◆ Excerpts from a dataset ◆
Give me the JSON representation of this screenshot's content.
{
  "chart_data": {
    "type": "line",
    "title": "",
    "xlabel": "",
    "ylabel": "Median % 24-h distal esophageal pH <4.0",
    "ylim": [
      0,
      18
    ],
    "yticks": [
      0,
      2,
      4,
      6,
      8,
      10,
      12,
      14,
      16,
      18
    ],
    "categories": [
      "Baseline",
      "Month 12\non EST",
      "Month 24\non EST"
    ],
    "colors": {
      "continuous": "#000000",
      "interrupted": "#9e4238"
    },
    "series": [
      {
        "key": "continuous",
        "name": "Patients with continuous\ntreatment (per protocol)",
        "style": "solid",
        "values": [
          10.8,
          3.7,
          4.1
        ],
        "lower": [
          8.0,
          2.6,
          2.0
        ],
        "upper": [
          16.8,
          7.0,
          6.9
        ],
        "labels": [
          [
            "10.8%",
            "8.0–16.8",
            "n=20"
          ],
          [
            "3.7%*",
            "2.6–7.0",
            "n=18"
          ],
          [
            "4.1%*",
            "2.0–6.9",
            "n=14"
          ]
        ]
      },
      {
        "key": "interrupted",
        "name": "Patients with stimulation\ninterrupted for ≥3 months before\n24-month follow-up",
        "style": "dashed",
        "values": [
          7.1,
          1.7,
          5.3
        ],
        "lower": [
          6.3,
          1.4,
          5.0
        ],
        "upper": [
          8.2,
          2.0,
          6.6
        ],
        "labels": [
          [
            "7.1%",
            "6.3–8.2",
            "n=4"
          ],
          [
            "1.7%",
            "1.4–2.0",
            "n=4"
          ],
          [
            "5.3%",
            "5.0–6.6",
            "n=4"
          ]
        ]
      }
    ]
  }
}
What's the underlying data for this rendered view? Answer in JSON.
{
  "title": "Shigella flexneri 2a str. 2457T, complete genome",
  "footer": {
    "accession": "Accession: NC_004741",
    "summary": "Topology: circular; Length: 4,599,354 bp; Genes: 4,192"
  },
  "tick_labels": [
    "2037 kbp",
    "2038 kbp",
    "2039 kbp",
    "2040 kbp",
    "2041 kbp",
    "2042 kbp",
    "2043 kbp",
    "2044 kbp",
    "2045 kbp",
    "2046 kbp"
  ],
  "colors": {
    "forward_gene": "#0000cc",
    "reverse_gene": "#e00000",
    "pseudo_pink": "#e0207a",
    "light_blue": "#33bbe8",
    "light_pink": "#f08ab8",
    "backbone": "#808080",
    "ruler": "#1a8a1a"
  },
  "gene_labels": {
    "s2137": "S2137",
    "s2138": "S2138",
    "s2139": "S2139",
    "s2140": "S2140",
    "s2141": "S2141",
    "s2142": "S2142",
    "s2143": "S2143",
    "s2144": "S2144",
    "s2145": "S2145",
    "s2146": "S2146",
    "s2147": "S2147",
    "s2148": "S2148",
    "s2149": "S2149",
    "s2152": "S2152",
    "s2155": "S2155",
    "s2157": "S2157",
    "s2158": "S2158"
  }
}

◆ What this task involves ◆
Could you write out the full data verbatim?

◆ Response ◆
Give me the JSON representation of this screenshot's content.
{
  "chart_data": {
    "type": "line",
    "title": "",
    "xlabel": "",
    "ylabel": "Median % 24-h distal esophageal pH <4.0",
    "ylim": [
      0,
      18
    ],
    "yticks": [
      0,
      2,
      4,
      6,
      8,
      10,
      12,
      14,
      16,
      18
    ],
    "categories": [
      "Baseline",
      "Month 12\non EST",
      "Month 24\non EST"
    ],
    "colors": {
      "continuous": "#000000",
      "interrupted": "#9e4238"
    },
    "series": [
      {
        "key": "continuous",
        "name": "Patients with continuous\ntreatment (per protocol)",
        "style": "solid",
        "values": [
          10.8,
          3.7,
          4.1
        ],
        "lower": [
          8.0,
          2.6,
          2.0
        ],
        "upper": [
          16.8,
          7.0,
          6.9
        ],
        "labels": [
          [
            "10.8%",
            "8.0–16.8",
            "n=20"
          ],
          [
            "3.7%*",
            "2.6–7.0",
            "n=18"
          ],
          [
            "4.1%*",
            "2.0–6.9",
            "n=14"
          ]
        ]
      },
      {
        "key": "interrupted",
        "name": "Patients with stimulation\ninterrupted for ≥3 months before\n24-month follow-up",
        "style": "dashed",
        "values": [
          7.1,
          1.7,
          5.3
        ],
        "lower": [
          6.3,
          1.4,
          5.0
        ],
        "upper": [
          8.2,
          2.0,
          6.6
        ],
        "labels": [
          [
            "7.1%",
            "6.3–8.2",
            "n=4"
          ],
          [
            "1.7%",
            "1.4–2.0",
            "n=4"
          ],
          [
            "5.3%",
            "5.0–6.6",
            "n=4"
          ]
        ]
      }
    ]
  }
}
What's the underlying data for this rendered view? Answer in JSON.
{
  "title": "Shigella flexneri 2a str. 2457T, complete genome",
  "footer": {
    "accession": "Accession: NC_004741",
    "summary": "Topology: circular; Length: 4,599,354 bp; Genes: 4,192"
  },
  "tick_labels": [
    "2037 kbp",
    "2038 kbp",
    "2039 kbp",
    "2040 kbp",
    "2041 kbp",
    "2042 kbp",
    "2043 kbp",
    "2044 kbp",
    "2045 kbp",
    "2046 kbp"
  ],
  "colors": {
    "forward_gene": "#0000cc",
    "reverse_gene": "#e00000",
    "pseudo_pink": "#e0207a",
    "light_blue": "#33bbe8",
    "light_pink": "#f08ab8",
    "backbone": "#808080",
    "ruler": "#1a8a1a"
  },
  "gene_labels": {
    "s2137": "S2137",
    "s2138": "S2138",
    "s2139": "S2139",
    "s2140": "S2140",
    "s2141": "S2141",
    "s2142": "S2142",
    "s2143": "S2143",
    "s2144": "S2144",
    "s2145": "S2145",
    "s2146": "S2146",
    "s2147": "S2147",
    "s2148": "S2148",
    "s2149": "S2149",
    "s2152": "S2152",
    "s2155": "S2155",
    "s2157": "S2157",
    "s2158": "S2158"
  }
}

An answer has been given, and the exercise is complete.